→ Problem details
The records underneath are to be repeated exactly, with the pictures left out.
---- Task data
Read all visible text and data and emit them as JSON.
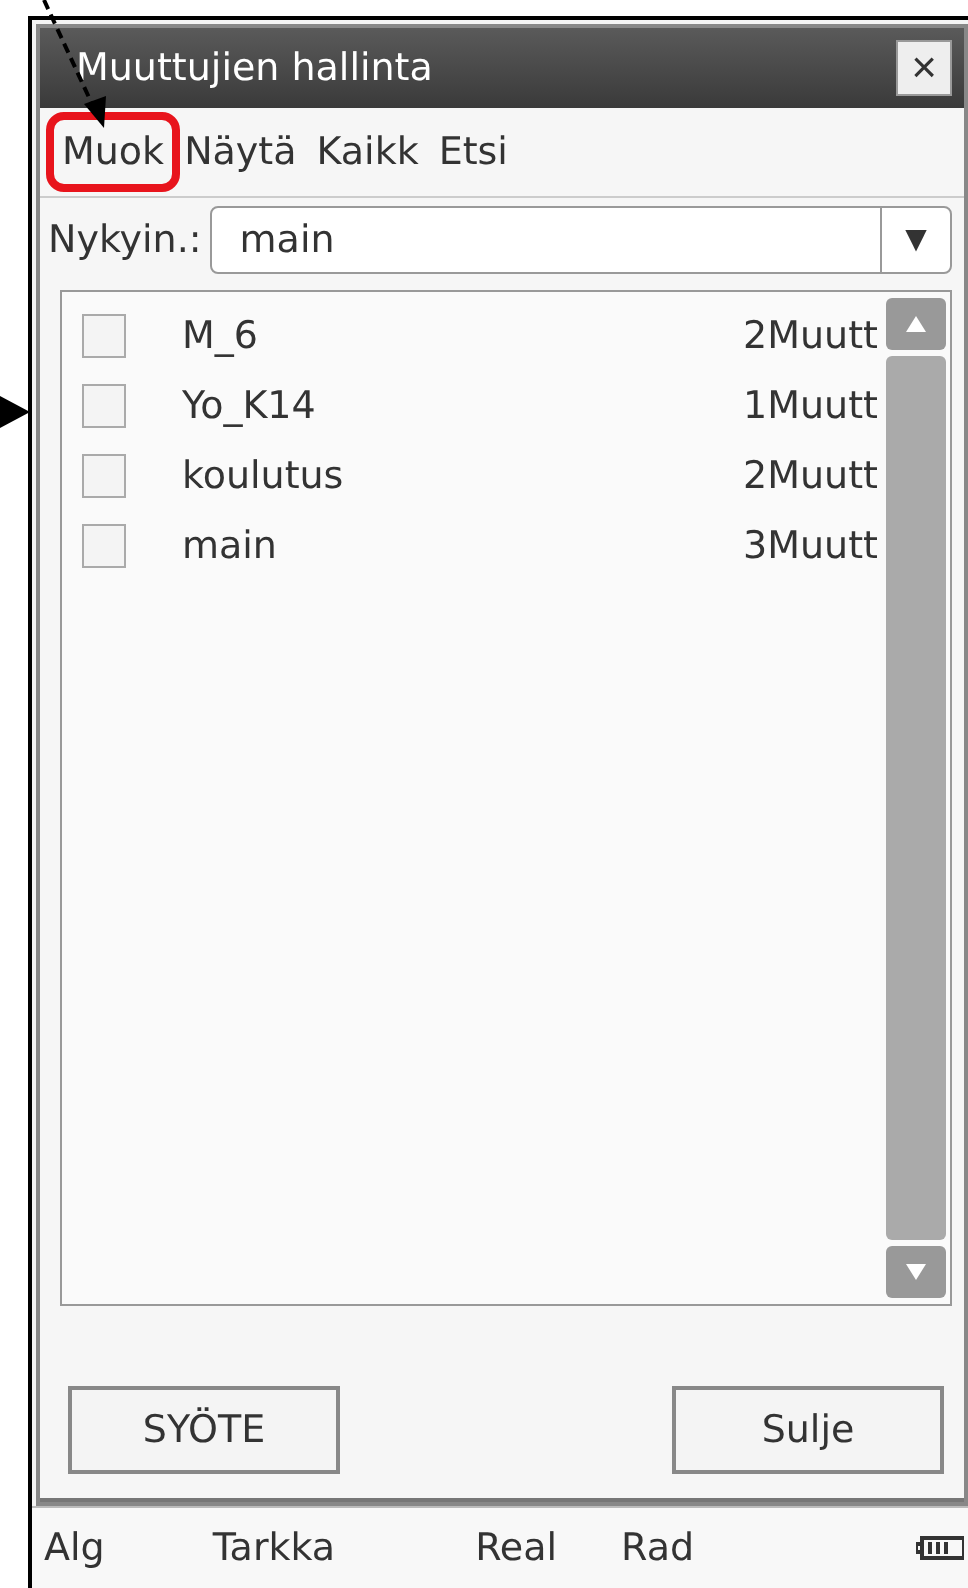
{
  "window": {
    "title": "Muuttujien hallinta",
    "close": "×"
  },
  "menu": [
    {
      "label": "Muok",
      "highlighted": true
    },
    {
      "label": "Näytä",
      "highlighted": false
    },
    {
      "label": "Kaikk",
      "highlighted": false
    },
    {
      "label": "Etsi",
      "highlighted": false
    }
  ],
  "current": {
    "label": "Nykyin.:",
    "value": "main",
    "arrow": "▼"
  },
  "folders": [
    {
      "name": "M_6",
      "count": "2Muutt",
      "checked": false
    },
    {
      "name": "Yo_K14",
      "count": "1Muutt",
      "checked": false
    },
    {
      "name": "koulutus",
      "count": "2Muutt",
      "checked": false
    },
    {
      "name": "main",
      "count": "3Muutt",
      "checked": false
    }
  ],
  "buttons": [
    "SYÖTE",
    "Sulje"
  ],
  "status_bar": [
    "Alg",
    "Tarkka",
    "Real",
    "Rad"
  ]
}
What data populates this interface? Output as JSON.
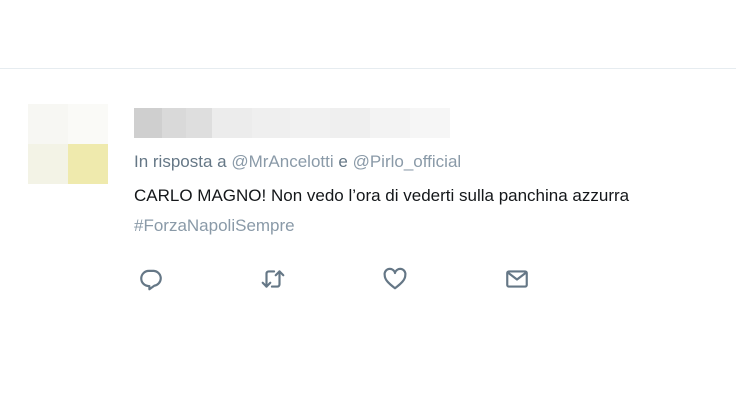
{
  "tweet": {
    "reply_prefix": "In risposta a",
    "mentions": [
      "@MrAncelotti",
      "@Pirlo_official"
    ],
    "conjunction": "e",
    "text": "CARLO MAGNO! Non vedo l’ora di vederti sulla panchina azzurra",
    "hashtag": "#ForzaNapoliSempre"
  },
  "actions": {
    "reply_icon": "reply-icon",
    "retweet_icon": "retweet-icon",
    "like_icon": "heart-icon",
    "dm_icon": "mail-icon"
  },
  "colors": {
    "secondary_text": "#657786",
    "primary_text": "#14171a",
    "link_muted": "#8a9aa8",
    "avatar_tint": "#efeaad"
  }
}
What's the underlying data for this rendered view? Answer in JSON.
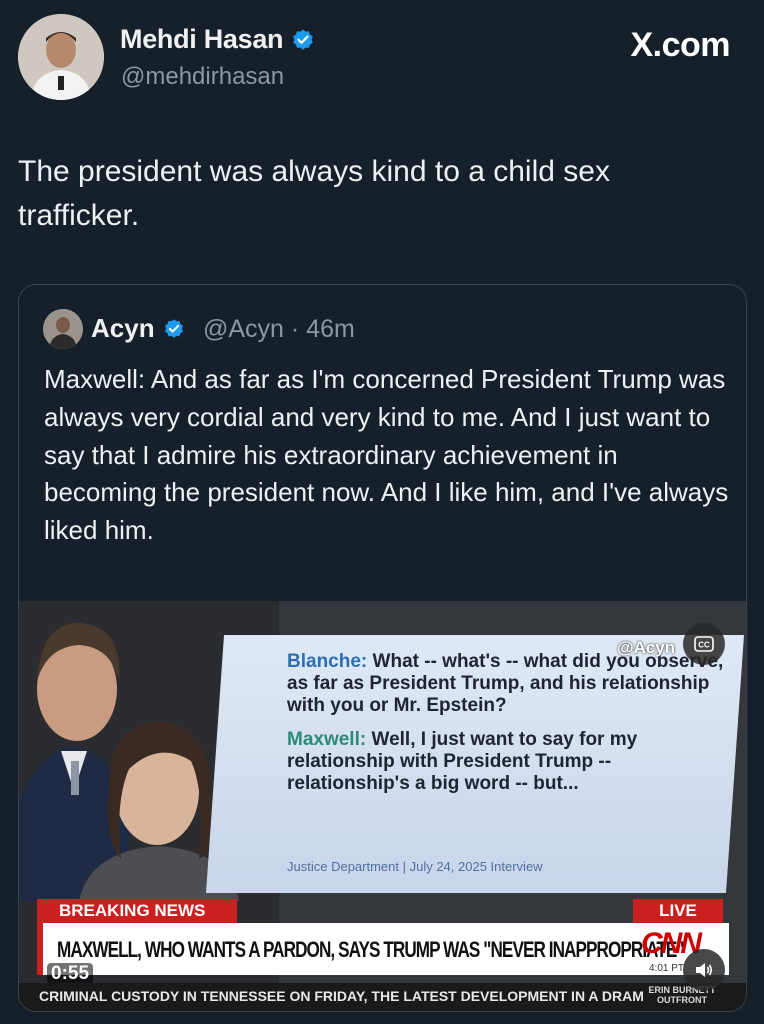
{
  "author": {
    "name": "Mehdi Hasan",
    "handle": "@mehdirhasan",
    "verified_icon": "verified-badge-icon"
  },
  "brand": {
    "label": "X.com"
  },
  "tweet": {
    "text": "The president was always kind to a child sex trafficker."
  },
  "quoted_tweet": {
    "name": "Acyn",
    "handle": "@Acyn · 46m",
    "text": "Maxwell: And as far as I'm concerned President Trump was always very cordial and very kind to me. And I just want to say that I admire his extraordinary achievement in becoming the president now. And I like him, and I've always liked him."
  },
  "video": {
    "watermark": "@Acyn",
    "panel": {
      "speaker1": "Blanche:",
      "line1": "What -- what's -- what did you observe, as far as President Trump, and his relationship with you or Mr. Epstein?",
      "speaker2": "Maxwell:",
      "line2": "Well, I just want to say for my relationship with President Trump -- relationship's a big word -- but...",
      "source": "Justice Department | July 24, 2025 Interview"
    },
    "breaking_label": "BREAKING NEWS",
    "live_label": "LIVE",
    "headline": "MAXWELL, WHO WANTS A PARDON, SAYS TRUMP WAS \"NEVER INAPPROPRIATE\"",
    "network_logo": "CNN",
    "clock": "4:01 PT",
    "elapsed": "0:55",
    "ticker": "CRIMINAL CUSTODY IN TENNESSEE ON FRIDAY, THE LATEST DEVELOPMENT IN A DRAM",
    "show_name": "ERIN BURNETT OUTFRONT"
  },
  "colors": {
    "background": "#15202b",
    "verified": "#1d9bf0",
    "cnn_red": "#cc1f1f"
  }
}
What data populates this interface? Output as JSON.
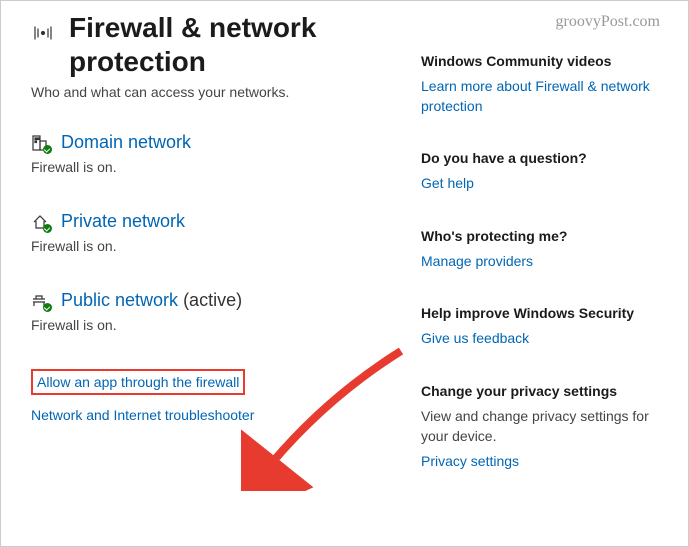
--------
→ Response
Read all visible text and data and emit them as JSON.
{
  "window": {
    "title": "Muuttujien hallinta",
    "close": "×"
  },
  "menu": [
    {
      "label": "Muok",
      "highlighted": true
    },
    {
      "label": "Näytä",
      "highlighted": false
    },
    {
      "label": "Kaikk",
      "highlighted": false
    },
    {
      "label": "Etsi",
      "highlighted": false
    }
  ],
  "current": {
    "label": "Nykyin.:",
    "value": "main",
    "arrow": "▼"
  },
  "folders": [
    {
      "name": "M_6",
      "count": "2Muutt",
      "checked": false
    },
    {
      "name": "Yo_K14",
      "count": "1Muutt",
      "checked": false
    },
    {
      "name": "koulutus",
      "count": "2Muutt",
      "checked": false
    },
    {
      "name": "main",
      "count": "3Muutt",
      "checked": false
    }
  ],
  "buttons": [
    "SYÖTE",
    "Sulje"
  ],
  "status_bar": [
    "Alg",
    "Tarkka",
    "Real",
    "Rad"
  ]
}
What data populates this interface? Output as JSON.
{
  "tweet": {
    "reply_prefix": "In risposta a",
    "mentions": [
      "@MrAncelotti",
      "@Pirlo_official"
    ],
    "conjunction": "e",
    "text": "CARLO MAGNO! Non vedo l’ora di vederti sulla panchina azzurra",
    "hashtag": "#ForzaNapoliSempre"
  },
  "actions": {
    "reply_icon": "reply-icon",
    "retweet_icon": "retweet-icon",
    "like_icon": "heart-icon",
    "dm_icon": "mail-icon"
  },
  "colors": {
    "secondary_text": "#657786",
    "primary_text": "#14171a",
    "link_muted": "#8a9aa8",
    "avatar_tint": "#efeaad"
  }
}
What's the underlying data for this rendered view? Answer in JSON.
{
  "author": {
    "name": "Mehdi Hasan",
    "handle": "@mehdirhasan",
    "verified_icon": "verified-badge-icon"
  },
  "brand": {
    "label": "X.com"
  },
  "tweet": {
    "text": "The president was always kind to a child sex trafficker."
  },
  "quoted_tweet": {
    "name": "Acyn",
    "handle": "@Acyn · 46m",
    "text": "Maxwell: And as far as I'm concerned President Trump was always very cordial and very kind to me. And I just want to say that I admire his extraordinary achievement in becoming the president now. And I like him, and I've always liked him."
  },
  "video": {
    "watermark": "@Acyn",
    "panel": {
      "speaker1": "Blanche:",
      "line1": "What -- what's -- what did you observe, as far as President Trump, and his relationship with you or Mr. Epstein?",
      "speaker2": "Maxwell:",
      "line2": "Well, I just want to say for my relationship with President Trump -- relationship's a big word -- but...",
      "source": "Justice Department | July 24, 2025 Interview"
    },
    "breaking_label": "BREAKING NEWS",
    "live_label": "LIVE",
    "headline": "MAXWELL, WHO WANTS A PARDON, SAYS TRUMP WAS \"NEVER INAPPROPRIATE\"",
    "network_logo": "CNN",
    "clock": "4:01 PT",
    "elapsed": "0:55",
    "ticker": "CRIMINAL CUSTODY IN TENNESSEE ON FRIDAY, THE LATEST DEVELOPMENT IN A DRAM",
    "show_name": "ERIN BURNETT OUTFRONT"
  },
  "colors": {
    "background": "#15202b",
    "verified": "#1d9bf0",
    "cnn_red": "#cc1f1f"
  }
}
What data populates this interface? Output as JSON.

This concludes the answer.